#### [Source records]
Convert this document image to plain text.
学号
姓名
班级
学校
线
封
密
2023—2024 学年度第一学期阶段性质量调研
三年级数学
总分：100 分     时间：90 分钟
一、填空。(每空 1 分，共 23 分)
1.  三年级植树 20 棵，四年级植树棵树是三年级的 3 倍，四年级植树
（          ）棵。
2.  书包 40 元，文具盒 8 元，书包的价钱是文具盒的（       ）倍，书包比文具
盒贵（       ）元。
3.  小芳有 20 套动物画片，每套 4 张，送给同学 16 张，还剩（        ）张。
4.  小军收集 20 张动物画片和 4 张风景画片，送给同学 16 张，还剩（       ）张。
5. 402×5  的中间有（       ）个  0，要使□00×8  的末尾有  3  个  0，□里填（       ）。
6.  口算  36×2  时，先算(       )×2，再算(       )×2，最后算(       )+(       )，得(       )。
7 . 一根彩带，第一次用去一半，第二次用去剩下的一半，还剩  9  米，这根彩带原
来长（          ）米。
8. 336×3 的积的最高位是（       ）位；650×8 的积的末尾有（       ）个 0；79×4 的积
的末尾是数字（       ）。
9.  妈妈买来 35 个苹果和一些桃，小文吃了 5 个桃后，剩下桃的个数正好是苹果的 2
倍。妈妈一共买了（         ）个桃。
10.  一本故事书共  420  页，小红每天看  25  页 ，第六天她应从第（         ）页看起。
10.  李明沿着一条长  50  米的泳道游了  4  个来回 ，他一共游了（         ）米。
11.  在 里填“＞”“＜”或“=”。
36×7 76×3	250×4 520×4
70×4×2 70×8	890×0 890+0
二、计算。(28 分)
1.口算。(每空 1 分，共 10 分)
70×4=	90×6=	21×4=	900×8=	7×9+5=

#### [What to produce]
Send back all of the entries exactly, with nothing missing.

#### [Result]
Convert this document image to plain text.
学号
姓名
班级
学校
线
封
密
2023—2024 学年度第一学期阶段性质量调研
三年级数学
总分：100 分     时间：90 分钟
一、填空。(每空 1 分，共 23 分)
1.  三年级植树 20 棵，四年级植树棵树是三年级的 3 倍，四年级植树
（          ）棵。
2.  书包 40 元，文具盒 8 元，书包的价钱是文具盒的（       ）倍，书包比文具
盒贵（       ）元。
3.  小芳有 20 套动物画片，每套 4 张，送给同学 16 张，还剩（        ）张。
4.  小军收集 20 张动物画片和 4 张风景画片，送给同学 16 张，还剩（       ）张。
5. 402×5  的中间有（       ）个  0，要使□00×8  的末尾有  3  个  0，□里填（       ）。
6.  口算  36×2  时，先算(       )×2，再算(       )×2，最后算(       )+(       )，得(       )。
7 . 一根彩带，第一次用去一半，第二次用去剩下的一半，还剩  9  米，这根彩带原
来长（          ）米。
8. 336×3 的积的最高位是（       ）位；650×8 的积的末尾有（       ）个 0；79×4 的积
的末尾是数字（       ）。
9.  妈妈买来 35 个苹果和一些桃，小文吃了 5 个桃后，剩下桃的个数正好是苹果的 2
倍。妈妈一共买了（         ）个桃。
10.  一本故事书共  420  页，小红每天看  25  页 ，第六天她应从第（         ）页看起。
10.  李明沿着一条长  50  米的泳道游了  4  个来回 ，他一共游了（         ）米。
11.  在 里填“＞”“＜”或“=”。
36×7 76×3	250×4 520×4
70×4×2 70×8	890×0 890+0
二、计算。(28 分)
1.口算。(每空 1 分，共 10 分)
70×4=	90×6=	21×4=	900×8=	7×9+5=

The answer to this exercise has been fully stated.